Data listing
- - -
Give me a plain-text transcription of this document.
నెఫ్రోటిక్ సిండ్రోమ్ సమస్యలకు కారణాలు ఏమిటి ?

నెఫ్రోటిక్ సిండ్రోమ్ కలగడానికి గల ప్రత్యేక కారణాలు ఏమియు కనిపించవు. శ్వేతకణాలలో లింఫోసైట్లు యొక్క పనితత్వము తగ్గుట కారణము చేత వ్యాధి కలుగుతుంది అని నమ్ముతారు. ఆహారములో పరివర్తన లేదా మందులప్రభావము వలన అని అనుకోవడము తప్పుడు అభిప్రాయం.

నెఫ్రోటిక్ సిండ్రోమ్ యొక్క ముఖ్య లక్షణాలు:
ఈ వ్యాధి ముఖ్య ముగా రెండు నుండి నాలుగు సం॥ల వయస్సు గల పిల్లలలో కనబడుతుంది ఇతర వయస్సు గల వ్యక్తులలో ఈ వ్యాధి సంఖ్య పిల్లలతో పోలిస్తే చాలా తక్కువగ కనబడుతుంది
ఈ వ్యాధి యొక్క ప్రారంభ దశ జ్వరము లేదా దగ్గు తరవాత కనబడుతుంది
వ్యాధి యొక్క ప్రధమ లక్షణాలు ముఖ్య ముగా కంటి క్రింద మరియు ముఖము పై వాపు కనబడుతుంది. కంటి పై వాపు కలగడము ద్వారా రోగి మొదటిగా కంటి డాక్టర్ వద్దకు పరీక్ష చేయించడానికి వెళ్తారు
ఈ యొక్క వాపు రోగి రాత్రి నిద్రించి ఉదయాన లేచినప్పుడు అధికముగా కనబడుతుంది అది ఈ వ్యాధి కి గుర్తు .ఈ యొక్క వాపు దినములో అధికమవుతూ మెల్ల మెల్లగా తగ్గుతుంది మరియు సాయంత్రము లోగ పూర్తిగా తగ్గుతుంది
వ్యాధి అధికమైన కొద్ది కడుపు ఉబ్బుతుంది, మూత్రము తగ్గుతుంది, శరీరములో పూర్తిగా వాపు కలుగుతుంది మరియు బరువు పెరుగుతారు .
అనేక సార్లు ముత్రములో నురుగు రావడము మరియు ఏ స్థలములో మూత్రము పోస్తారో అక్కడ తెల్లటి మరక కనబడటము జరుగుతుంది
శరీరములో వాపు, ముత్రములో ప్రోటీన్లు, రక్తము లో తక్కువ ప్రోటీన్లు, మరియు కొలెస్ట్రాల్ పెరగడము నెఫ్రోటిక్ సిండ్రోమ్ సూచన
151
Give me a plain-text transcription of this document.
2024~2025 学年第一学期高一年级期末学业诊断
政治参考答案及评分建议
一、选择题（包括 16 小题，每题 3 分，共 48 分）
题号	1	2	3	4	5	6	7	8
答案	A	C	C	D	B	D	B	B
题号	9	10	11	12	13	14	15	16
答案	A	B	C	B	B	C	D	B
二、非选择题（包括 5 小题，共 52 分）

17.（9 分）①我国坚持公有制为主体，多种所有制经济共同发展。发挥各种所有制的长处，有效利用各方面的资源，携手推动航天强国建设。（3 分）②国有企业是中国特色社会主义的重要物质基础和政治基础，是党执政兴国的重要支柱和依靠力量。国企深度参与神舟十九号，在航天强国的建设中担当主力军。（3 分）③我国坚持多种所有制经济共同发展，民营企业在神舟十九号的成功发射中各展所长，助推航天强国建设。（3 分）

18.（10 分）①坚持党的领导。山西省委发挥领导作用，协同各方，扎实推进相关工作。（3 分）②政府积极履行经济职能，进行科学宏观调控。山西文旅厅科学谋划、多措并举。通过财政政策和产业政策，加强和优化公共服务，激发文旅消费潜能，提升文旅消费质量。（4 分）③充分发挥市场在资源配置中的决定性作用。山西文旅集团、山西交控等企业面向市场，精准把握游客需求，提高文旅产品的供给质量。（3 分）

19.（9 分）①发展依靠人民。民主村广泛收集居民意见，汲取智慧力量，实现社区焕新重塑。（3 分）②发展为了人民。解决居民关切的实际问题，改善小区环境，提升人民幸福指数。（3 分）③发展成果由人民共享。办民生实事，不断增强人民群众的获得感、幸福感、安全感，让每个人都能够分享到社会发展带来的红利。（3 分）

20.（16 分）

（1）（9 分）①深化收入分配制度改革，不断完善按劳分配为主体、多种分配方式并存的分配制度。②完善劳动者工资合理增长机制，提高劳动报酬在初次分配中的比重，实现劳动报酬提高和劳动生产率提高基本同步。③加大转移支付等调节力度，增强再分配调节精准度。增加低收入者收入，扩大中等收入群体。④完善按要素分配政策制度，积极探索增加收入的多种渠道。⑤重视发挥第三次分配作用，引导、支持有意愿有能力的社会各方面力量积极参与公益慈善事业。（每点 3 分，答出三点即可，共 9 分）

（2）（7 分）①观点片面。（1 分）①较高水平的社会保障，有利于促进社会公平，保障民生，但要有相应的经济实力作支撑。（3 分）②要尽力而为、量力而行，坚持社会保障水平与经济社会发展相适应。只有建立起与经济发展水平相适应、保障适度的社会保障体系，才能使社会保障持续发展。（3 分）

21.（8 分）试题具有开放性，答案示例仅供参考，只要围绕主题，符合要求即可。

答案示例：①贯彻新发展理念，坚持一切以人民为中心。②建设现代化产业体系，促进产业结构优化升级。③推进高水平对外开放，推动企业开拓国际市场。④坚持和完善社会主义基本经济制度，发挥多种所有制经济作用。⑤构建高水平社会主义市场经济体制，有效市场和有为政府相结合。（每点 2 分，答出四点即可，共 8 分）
- - -
§ EXERCISE DIRECTIONS
Give back the data above exactly as it appears.

§ RESULT
Give me a plain-text transcription of this document.
నెఫ్రోటిక్ సిండ్రోమ్ సమస్యలకు కారణాలు ఏమిటి ?

నెఫ్రోటిక్ సిండ్రోమ్ కలగడానికి గల ప్రత్యేక కారణాలు ఏమియు కనిపించవు. శ్వేతకణాలలో లింఫోసైట్లు యొక్క పనితత్వము తగ్గుట కారణము చేత వ్యాధి కలుగుతుంది అని నమ్ముతారు. ఆహారములో పరివర్తన లేదా మందులప్రభావము వలన అని అనుకోవడము తప్పుడు అభిప్రాయం.

నెఫ్రోటిక్ సిండ్రోమ్ యొక్క ముఖ్య లక్షణాలు:
ఈ వ్యాధి ముఖ్య ముగా రెండు నుండి నాలుగు సం॥ల వయస్సు గల పిల్లలలో కనబడుతుంది ఇతర వయస్సు గల వ్యక్తులలో ఈ వ్యాధి సంఖ్య పిల్లలతో పోలిస్తే చాలా తక్కువగ కనబడుతుంది
ఈ వ్యాధి యొక్క ప్రారంభ దశ జ్వరము లేదా దగ్గు తరవాత కనబడుతుంది
వ్యాధి యొక్క ప్రధమ లక్షణాలు ముఖ్య ముగా కంటి క్రింద మరియు ముఖము పై వాపు కనబడుతుంది. కంటి పై వాపు కలగడము ద్వారా రోగి మొదటిగా కంటి డాక్టర్ వద్దకు పరీక్ష చేయించడానికి వెళ్తారు
ఈ యొక్క వాపు రోగి రాత్రి నిద్రించి ఉదయాన లేచినప్పుడు అధికముగా కనబడుతుంది అది ఈ వ్యాధి కి గుర్తు .ఈ యొక్క వాపు దినములో అధికమవుతూ మెల్ల మెల్లగా తగ్గుతుంది మరియు సాయంత్రము లోగ పూర్తిగా తగ్గుతుంది
వ్యాధి అధికమైన కొద్ది కడుపు ఉబ్బుతుంది, మూత్రము తగ్గుతుంది, శరీరములో పూర్తిగా వాపు కలుగుతుంది మరియు బరువు పెరుగుతారు .
అనేక సార్లు ముత్రములో నురుగు రావడము మరియు ఏ స్థలములో మూత్రము పోస్తారో అక్కడ తెల్లటి మరక కనబడటము జరుగుతుంది
శరీరములో వాపు, ముత్రములో ప్రోటీన్లు, రక్తము లో తక్కువ ప్రోటీన్లు, మరియు కొలెస్ట్రాల్ పెరగడము నెఫ్రోటిక్ సిండ్రోమ్ సూచన
151
Give me a plain-text transcription of this document.
2024~2025 学年第一学期高一年级期末学业诊断
政治参考答案及评分建议
一、选择题（包括 16 小题，每题 3 分，共 48 分）
题号	1	2	3	4	5	6	7	8
答案	A	C	C	D	B	D	B	B
题号	9	10	11	12	13	14	15	16
答案	A	B	C	B	B	C	D	B
二、非选择题（包括 5 小题，共 52 分）

17.（9 分）①我国坚持公有制为主体，多种所有制经济共同发展。发挥各种所有制的长处，有效利用各方面的资源，携手推动航天强国建设。（3 分）②国有企业是中国特色社会主义的重要物质基础和政治基础，是党执政兴国的重要支柱和依靠力量。国企深度参与神舟十九号，在航天强国的建设中担当主力军。（3 分）③我国坚持多种所有制经济共同发展，民营企业在神舟十九号的成功发射中各展所长，助推航天强国建设。（3 分）

18.（10 分）①坚持党的领导。山西省委发挥领导作用，协同各方，扎实推进相关工作。（3 分）②政府积极履行经济职能，进行科学宏观调控。山西文旅厅科学谋划、多措并举。通过财政政策和产业政策，加强和优化公共服务，激发文旅消费潜能，提升文旅消费质量。（4 分）③充分发挥市场在资源配置中的决定性作用。山西文旅集团、山西交控等企业面向市场，精准把握游客需求，提高文旅产品的供给质量。（3 分）

19.（9 分）①发展依靠人民。民主村广泛收集居民意见，汲取智慧力量，实现社区焕新重塑。（3 分）②发展为了人民。解决居民关切的实际问题，改善小区环境，提升人民幸福指数。（3 分）③发展成果由人民共享。办民生实事，不断增强人民群众的获得感、幸福感、安全感，让每个人都能够分享到社会发展带来的红利。（3 分）

20.（16 分）

（1）（9 分）①深化收入分配制度改革，不断完善按劳分配为主体、多种分配方式并存的分配制度。②完善劳动者工资合理增长机制，提高劳动报酬在初次分配中的比重，实现劳动报酬提高和劳动生产率提高基本同步。③加大转移支付等调节力度，增强再分配调节精准度。增加低收入者收入，扩大中等收入群体。④完善按要素分配政策制度，积极探索增加收入的多种渠道。⑤重视发挥第三次分配作用，引导、支持有意愿有能力的社会各方面力量积极参与公益慈善事业。（每点 3 分，答出三点即可，共 9 分）

（2）（7 分）①观点片面。（1 分）①较高水平的社会保障，有利于促进社会公平，保障民生，但要有相应的经济实力作支撑。（3 分）②要尽力而为、量力而行，坚持社会保障水平与经济社会发展相适应。只有建立起与经济发展水平相适应、保障适度的社会保障体系，才能使社会保障持续发展。（3 分）

21.（8 分）试题具有开放性，答案示例仅供参考，只要围绕主题，符合要求即可。

答案示例：①贯彻新发展理念，坚持一切以人民为中心。②建设现代化产业体系，促进产业结构优化升级。③推进高水平对外开放，推动企业开拓国际市场。④坚持和完善社会主义基本经济制度，发挥多种所有制经济作用。⑤构建高水平社会主义市场经济体制，有效市场和有为政府相结合。（每点 2 分，答出四点即可，共 8 分）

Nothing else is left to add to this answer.